Required work: Work out the number of lines containing "nuevo". Give that number alone.

[Saved entries]
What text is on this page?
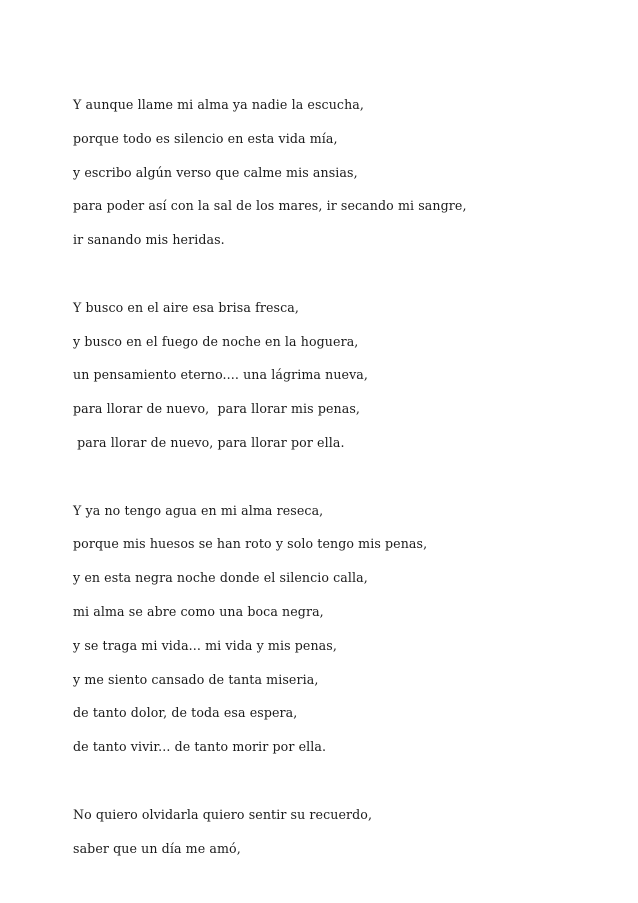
Y aunque llame mi alma ya nadie la escucha,
porque todo es silencio en esta vida mía,
y escribo algún verso que calme mis ansias,
para poder así con la sal de los mares, ir secando mi sangre,
ir sanando mis heridas.
Y busco en el aire esa brisa fresca,
y busco en el fuego de noche en la hoguera,
un pensamiento eterno.... una lágrima nueva,
para llorar de nuevo,  para llorar mis penas,
para llorar de nuevo, para llorar por ella.
Y ya no tengo agua en mi alma reseca,
porque mis huesos se han roto y solo tengo mis penas,
y en esta negra noche donde el silencio calla,
mi alma se abre como una boca negra,
y se traga mi vida... mi vida y mis penas,
y me siento cansado de tanta miseria,
de tanto dolor, de toda esa espera,
de tanto vivir... de tanto morir por ella.
No quiero olvidarla quiero sentir su recuerdo,
saber que un día me amó,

Result of this exercise: 2